## WHAT YOU NEED TO DO:
From the records below, copy every line that contains the word "name".

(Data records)
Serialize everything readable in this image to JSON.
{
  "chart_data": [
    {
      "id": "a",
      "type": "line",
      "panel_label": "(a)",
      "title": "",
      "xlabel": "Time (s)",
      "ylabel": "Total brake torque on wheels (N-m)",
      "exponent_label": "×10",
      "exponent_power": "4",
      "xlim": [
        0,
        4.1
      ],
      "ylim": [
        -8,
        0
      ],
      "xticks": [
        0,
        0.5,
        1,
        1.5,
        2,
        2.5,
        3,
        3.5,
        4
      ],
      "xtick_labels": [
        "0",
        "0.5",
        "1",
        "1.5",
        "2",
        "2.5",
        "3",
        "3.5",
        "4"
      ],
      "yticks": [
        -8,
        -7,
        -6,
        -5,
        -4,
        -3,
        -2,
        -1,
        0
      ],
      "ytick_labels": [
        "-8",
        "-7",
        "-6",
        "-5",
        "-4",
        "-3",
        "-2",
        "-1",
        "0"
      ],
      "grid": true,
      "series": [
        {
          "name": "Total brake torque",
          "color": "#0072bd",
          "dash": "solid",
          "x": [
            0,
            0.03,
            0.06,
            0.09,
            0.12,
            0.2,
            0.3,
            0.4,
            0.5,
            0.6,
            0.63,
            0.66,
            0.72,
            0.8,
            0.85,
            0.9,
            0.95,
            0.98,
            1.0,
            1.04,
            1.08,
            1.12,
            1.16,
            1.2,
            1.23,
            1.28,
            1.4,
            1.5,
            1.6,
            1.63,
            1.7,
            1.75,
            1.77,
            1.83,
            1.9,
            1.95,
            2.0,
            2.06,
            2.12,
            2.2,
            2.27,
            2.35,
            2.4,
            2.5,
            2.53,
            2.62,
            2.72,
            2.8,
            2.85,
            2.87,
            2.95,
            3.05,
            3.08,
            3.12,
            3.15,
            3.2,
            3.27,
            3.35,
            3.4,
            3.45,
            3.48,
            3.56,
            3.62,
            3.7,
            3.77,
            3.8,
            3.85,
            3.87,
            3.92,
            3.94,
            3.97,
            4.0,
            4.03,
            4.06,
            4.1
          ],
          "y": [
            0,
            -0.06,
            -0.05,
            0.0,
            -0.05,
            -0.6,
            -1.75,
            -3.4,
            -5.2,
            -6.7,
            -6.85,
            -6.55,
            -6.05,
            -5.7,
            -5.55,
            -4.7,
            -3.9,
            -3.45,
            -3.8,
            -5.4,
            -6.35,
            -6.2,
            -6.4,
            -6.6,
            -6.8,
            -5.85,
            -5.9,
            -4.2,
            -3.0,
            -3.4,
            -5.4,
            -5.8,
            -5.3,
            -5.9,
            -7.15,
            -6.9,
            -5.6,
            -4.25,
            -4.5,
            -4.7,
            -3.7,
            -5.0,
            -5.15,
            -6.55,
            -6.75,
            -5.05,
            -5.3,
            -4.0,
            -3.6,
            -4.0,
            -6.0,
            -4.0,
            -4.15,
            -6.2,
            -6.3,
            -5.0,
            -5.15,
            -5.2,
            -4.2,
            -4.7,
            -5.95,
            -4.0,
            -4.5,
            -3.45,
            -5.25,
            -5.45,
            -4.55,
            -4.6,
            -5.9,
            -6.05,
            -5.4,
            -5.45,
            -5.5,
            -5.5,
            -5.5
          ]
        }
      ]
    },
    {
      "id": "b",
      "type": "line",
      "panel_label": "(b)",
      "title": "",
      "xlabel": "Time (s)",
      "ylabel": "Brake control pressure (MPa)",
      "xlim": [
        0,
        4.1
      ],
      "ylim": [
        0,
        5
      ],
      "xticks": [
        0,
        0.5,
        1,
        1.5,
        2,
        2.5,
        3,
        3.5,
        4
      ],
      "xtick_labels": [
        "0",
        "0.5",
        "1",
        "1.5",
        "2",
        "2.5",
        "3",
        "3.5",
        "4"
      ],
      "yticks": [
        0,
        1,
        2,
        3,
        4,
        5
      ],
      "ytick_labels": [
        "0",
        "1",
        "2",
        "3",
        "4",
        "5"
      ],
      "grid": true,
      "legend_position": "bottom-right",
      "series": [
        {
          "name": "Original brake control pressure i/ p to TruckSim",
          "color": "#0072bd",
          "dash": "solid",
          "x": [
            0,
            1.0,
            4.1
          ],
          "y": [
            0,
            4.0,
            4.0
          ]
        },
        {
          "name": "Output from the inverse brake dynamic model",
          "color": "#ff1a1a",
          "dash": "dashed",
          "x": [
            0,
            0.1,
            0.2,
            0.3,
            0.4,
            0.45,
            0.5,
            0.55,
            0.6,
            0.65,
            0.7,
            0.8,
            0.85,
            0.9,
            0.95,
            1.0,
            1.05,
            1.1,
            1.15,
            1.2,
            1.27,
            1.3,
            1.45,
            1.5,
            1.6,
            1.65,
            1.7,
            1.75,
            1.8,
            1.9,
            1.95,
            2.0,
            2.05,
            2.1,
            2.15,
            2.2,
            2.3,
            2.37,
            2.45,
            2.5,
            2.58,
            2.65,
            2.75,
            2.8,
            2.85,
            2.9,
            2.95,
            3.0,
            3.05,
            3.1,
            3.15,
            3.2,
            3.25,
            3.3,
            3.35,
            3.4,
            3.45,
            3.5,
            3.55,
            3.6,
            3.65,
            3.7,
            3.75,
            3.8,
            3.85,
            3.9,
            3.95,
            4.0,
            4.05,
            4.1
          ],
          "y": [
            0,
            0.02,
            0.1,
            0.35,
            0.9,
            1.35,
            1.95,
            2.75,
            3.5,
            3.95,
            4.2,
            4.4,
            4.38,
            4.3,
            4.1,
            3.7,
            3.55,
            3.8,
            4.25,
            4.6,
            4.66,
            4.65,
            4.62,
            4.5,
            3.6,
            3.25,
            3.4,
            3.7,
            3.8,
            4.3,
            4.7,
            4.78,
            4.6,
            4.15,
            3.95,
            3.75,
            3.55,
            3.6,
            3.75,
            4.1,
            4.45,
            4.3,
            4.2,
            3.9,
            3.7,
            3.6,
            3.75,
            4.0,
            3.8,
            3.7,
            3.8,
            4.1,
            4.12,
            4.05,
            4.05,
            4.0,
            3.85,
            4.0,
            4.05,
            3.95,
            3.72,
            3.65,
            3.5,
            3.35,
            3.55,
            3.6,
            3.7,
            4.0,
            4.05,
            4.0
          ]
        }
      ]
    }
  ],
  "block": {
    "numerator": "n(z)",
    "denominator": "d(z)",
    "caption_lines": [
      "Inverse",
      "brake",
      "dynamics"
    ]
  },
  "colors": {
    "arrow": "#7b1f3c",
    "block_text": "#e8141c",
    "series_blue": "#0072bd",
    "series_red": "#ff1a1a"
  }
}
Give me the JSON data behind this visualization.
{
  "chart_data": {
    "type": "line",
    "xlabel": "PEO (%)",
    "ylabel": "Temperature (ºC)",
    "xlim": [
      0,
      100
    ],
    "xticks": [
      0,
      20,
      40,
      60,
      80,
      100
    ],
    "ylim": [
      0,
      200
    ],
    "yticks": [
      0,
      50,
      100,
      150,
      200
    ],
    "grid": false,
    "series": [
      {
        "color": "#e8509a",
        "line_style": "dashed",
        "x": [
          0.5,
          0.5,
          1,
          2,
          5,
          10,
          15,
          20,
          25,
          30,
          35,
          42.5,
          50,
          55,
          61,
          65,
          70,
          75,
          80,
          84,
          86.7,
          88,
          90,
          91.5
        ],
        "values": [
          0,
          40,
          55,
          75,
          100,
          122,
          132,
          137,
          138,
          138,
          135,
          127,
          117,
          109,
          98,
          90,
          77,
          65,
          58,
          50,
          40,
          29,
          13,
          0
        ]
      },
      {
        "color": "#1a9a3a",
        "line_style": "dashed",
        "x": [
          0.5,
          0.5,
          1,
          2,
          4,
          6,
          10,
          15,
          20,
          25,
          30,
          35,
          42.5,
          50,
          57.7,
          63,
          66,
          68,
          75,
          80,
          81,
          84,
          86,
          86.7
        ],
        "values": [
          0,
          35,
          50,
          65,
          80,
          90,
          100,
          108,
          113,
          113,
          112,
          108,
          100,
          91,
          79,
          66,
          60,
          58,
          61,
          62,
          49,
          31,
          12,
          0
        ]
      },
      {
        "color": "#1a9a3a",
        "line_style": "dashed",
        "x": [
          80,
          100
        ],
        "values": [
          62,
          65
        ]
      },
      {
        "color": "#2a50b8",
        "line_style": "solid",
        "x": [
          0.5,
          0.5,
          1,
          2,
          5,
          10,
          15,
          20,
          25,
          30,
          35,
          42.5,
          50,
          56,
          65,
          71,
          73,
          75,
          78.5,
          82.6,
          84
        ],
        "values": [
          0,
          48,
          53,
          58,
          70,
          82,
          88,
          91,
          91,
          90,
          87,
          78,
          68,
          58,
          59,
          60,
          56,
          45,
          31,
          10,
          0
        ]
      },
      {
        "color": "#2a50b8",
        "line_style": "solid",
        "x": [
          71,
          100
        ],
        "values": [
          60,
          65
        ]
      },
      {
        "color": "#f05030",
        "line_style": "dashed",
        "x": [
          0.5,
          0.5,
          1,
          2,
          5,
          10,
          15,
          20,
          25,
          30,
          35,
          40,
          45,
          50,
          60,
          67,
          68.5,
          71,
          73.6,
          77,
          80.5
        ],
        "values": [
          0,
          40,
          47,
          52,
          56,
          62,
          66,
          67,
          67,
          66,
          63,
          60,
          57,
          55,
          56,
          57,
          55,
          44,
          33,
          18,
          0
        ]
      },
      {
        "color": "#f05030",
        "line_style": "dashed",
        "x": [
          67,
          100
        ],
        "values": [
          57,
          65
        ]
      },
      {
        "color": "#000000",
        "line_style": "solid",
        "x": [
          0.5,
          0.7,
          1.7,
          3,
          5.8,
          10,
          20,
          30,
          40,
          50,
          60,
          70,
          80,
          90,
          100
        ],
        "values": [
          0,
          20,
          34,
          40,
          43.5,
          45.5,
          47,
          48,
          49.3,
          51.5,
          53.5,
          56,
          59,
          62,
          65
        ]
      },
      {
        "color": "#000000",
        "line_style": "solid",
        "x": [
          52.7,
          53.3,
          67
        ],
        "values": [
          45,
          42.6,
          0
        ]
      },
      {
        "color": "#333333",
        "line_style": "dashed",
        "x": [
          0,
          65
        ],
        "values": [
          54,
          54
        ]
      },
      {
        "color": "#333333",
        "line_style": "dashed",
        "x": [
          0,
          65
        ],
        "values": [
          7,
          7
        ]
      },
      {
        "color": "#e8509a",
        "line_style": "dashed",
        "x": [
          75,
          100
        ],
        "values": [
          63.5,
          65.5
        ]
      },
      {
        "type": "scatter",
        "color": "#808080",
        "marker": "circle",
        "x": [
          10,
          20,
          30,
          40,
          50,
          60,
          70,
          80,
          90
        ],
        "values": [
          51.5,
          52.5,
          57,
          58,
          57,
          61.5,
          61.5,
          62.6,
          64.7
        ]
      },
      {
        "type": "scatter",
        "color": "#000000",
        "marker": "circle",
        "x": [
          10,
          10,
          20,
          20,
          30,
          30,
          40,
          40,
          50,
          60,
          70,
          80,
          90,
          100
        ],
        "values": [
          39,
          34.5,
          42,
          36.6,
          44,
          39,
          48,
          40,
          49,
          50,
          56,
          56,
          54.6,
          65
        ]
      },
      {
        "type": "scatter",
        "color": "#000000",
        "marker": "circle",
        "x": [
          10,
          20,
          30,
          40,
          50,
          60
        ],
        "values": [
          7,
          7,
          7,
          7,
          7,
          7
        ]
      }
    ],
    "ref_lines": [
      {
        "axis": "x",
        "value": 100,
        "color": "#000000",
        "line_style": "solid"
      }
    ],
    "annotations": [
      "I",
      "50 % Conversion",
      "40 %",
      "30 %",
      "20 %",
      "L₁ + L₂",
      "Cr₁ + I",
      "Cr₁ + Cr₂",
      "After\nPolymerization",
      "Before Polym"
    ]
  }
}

## TASK RESPONSE:
          "name": "Total brake torque",
          "name": "Original brake control pressure i/ p to TruckSim",
          "name": "Output from the inverse brake dynamic model",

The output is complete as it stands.